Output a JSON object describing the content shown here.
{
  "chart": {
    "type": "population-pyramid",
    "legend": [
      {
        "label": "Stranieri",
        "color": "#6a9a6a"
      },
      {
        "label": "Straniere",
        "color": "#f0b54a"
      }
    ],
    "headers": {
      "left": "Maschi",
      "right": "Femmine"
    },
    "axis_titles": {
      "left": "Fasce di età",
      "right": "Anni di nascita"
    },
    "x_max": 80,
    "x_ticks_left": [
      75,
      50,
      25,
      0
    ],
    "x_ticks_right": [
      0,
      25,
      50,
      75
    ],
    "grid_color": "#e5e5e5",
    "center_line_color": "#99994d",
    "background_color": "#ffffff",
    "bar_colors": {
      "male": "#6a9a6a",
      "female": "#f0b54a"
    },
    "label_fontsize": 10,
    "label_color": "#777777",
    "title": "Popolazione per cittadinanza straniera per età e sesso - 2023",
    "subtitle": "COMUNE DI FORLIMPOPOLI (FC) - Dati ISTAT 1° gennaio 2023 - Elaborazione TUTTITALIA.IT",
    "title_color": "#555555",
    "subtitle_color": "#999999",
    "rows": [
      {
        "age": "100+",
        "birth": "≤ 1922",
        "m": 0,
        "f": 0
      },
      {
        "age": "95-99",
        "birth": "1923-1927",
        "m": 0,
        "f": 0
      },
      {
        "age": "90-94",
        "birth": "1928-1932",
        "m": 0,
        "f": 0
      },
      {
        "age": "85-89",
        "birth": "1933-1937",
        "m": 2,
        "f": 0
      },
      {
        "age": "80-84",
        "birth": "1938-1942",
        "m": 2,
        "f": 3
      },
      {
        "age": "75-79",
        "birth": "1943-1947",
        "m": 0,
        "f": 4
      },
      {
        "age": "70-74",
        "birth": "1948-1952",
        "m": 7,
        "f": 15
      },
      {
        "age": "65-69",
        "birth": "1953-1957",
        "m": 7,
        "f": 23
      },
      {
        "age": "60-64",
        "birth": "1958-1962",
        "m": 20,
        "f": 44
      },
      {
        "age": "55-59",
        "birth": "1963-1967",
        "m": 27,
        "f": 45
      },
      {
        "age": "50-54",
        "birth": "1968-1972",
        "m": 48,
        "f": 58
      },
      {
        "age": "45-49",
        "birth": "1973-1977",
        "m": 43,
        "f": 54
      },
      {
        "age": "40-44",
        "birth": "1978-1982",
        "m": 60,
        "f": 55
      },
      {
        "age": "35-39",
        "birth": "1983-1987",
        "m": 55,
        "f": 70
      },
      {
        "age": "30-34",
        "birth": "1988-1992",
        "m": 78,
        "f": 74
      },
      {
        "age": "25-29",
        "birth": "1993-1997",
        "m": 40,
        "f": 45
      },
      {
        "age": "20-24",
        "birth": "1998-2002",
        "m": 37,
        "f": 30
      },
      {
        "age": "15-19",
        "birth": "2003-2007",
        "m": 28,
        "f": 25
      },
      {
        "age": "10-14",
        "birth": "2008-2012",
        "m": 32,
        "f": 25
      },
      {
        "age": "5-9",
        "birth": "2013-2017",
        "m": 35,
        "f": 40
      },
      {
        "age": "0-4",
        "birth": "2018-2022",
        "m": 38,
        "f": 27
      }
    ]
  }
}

········

> _Prompt_: Go through the records above and set each one down exactly, please.

> _Finished answer_:
Output a JSON object describing the content shown here.
{
  "chart": {
    "type": "population-pyramid",
    "legend": [
      {
        "label": "Stranieri",
        "color": "#6a9a6a"
      },
      {
        "label": "Straniere",
        "color": "#f0b54a"
      }
    ],
    "headers": {
      "left": "Maschi",
      "right": "Femmine"
    },
    "axis_titles": {
      "left": "Fasce di età",
      "right": "Anni di nascita"
    },
    "x_max": 80,
    "x_ticks_left": [
      75,
      50,
      25,
      0
    ],
    "x_ticks_right": [
      0,
      25,
      50,
      75
    ],
    "grid_color": "#e5e5e5",
    "center_line_color": "#99994d",
    "background_color": "#ffffff",
    "bar_colors": {
      "male": "#6a9a6a",
      "female": "#f0b54a"
    },
    "label_fontsize": 10,
    "label_color": "#777777",
    "title": "Popolazione per cittadinanza straniera per età e sesso - 2023",
    "subtitle": "COMUNE DI FORLIMPOPOLI (FC) - Dati ISTAT 1° gennaio 2023 - Elaborazione TUTTITALIA.IT",
    "title_color": "#555555",
    "subtitle_color": "#999999",
    "rows": [
      {
        "age": "100+",
        "birth": "≤ 1922",
        "m": 0,
        "f": 0
      },
      {
        "age": "95-99",
        "birth": "1923-1927",
        "m": 0,
        "f": 0
      },
      {
        "age": "90-94",
        "birth": "1928-1932",
        "m": 0,
        "f": 0
      },
      {
        "age": "85-89",
        "birth": "1933-1937",
        "m": 2,
        "f": 0
      },
      {
        "age": "80-84",
        "birth": "1938-1942",
        "m": 2,
        "f": 3
      },
      {
        "age": "75-79",
        "birth": "1943-1947",
        "m": 0,
        "f": 4
      },
      {
        "age": "70-74",
        "birth": "1948-1952",
        "m": 7,
        "f": 15
      },
      {
        "age": "65-69",
        "birth": "1953-1957",
        "m": 7,
        "f": 23
      },
      {
        "age": "60-64",
        "birth": "1958-1962",
        "m": 20,
        "f": 44
      },
      {
        "age": "55-59",
        "birth": "1963-1967",
        "m": 27,
        "f": 45
      },
      {
        "age": "50-54",
        "birth": "1968-1972",
        "m": 48,
        "f": 58
      },
      {
        "age": "45-49",
        "birth": "1973-1977",
        "m": 43,
        "f": 54
      },
      {
        "age": "40-44",
        "birth": "1978-1982",
        "m": 60,
        "f": 55
      },
      {
        "age": "35-39",
        "birth": "1983-1987",
        "m": 55,
        "f": 70
      },
      {
        "age": "30-34",
        "birth": "1988-1992",
        "m": 78,
        "f": 74
      },
      {
        "age": "25-29",
        "birth": "1993-1997",
        "m": 40,
        "f": 45
      },
      {
        "age": "20-24",
        "birth": "1998-2002",
        "m": 37,
        "f": 30
      },
      {
        "age": "15-19",
        "birth": "2003-2007",
        "m": 28,
        "f": 25
      },
      {
        "age": "10-14",
        "birth": "2008-2012",
        "m": 32,
        "f": 25
      },
      {
        "age": "5-9",
        "birth": "2013-2017",
        "m": 35,
        "f": 40
      },
      {
        "age": "0-4",
        "birth": "2018-2022",
        "m": 38,
        "f": 27
      }
    ]
  }
}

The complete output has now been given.